--- Given data ---

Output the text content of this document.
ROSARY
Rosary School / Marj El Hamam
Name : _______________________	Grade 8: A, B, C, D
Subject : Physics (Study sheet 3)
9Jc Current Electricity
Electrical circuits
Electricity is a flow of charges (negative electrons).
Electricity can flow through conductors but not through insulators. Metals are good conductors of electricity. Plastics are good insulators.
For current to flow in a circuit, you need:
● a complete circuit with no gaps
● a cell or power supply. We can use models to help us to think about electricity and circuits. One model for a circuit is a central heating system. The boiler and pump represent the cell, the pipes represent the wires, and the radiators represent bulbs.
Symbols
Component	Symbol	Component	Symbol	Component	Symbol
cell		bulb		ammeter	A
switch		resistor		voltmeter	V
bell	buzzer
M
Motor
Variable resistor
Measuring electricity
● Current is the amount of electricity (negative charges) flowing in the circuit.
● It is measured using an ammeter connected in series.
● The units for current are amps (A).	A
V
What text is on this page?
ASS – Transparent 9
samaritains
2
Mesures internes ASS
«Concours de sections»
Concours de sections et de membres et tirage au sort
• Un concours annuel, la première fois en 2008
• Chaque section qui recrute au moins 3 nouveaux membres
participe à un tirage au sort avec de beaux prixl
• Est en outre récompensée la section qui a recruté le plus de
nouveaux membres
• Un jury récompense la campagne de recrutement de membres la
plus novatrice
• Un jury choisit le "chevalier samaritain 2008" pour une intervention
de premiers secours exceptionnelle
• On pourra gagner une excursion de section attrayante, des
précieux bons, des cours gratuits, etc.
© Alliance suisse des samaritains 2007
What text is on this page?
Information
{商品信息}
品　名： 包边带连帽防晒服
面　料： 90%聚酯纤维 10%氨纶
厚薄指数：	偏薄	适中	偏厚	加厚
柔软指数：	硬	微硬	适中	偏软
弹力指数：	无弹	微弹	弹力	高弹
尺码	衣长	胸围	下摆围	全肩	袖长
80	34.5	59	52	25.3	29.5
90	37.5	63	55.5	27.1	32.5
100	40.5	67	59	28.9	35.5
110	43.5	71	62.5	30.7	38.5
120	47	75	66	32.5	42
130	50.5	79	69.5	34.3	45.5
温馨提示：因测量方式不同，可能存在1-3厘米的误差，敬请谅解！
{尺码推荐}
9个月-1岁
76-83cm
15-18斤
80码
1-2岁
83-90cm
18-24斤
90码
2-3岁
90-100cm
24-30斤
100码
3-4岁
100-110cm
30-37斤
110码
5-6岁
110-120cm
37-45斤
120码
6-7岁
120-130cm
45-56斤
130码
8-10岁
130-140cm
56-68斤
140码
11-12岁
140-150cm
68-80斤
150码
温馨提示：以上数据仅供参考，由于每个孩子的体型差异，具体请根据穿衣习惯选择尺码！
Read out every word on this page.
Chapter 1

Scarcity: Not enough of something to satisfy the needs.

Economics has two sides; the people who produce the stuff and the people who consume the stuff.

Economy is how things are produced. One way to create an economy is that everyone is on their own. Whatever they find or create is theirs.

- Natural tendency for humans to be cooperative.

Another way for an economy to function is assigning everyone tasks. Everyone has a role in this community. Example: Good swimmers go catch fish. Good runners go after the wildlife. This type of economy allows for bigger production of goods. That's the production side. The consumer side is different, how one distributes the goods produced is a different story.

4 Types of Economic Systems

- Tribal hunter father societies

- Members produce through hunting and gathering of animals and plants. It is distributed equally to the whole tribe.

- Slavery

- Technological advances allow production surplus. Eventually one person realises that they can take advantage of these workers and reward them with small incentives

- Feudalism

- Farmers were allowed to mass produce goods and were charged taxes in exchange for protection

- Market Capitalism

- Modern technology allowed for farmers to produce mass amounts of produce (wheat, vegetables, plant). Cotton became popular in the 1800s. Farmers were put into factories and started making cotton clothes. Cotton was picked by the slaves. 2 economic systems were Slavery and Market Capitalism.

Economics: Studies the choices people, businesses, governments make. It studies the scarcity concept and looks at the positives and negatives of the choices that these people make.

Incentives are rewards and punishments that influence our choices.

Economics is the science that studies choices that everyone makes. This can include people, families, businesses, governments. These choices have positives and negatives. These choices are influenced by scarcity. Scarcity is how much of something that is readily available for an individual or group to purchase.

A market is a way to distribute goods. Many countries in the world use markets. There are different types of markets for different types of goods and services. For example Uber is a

---

§ What is expected:
Work out how many lines of the data above contain the string "through" and give the number alone.

§ Problem solution:
2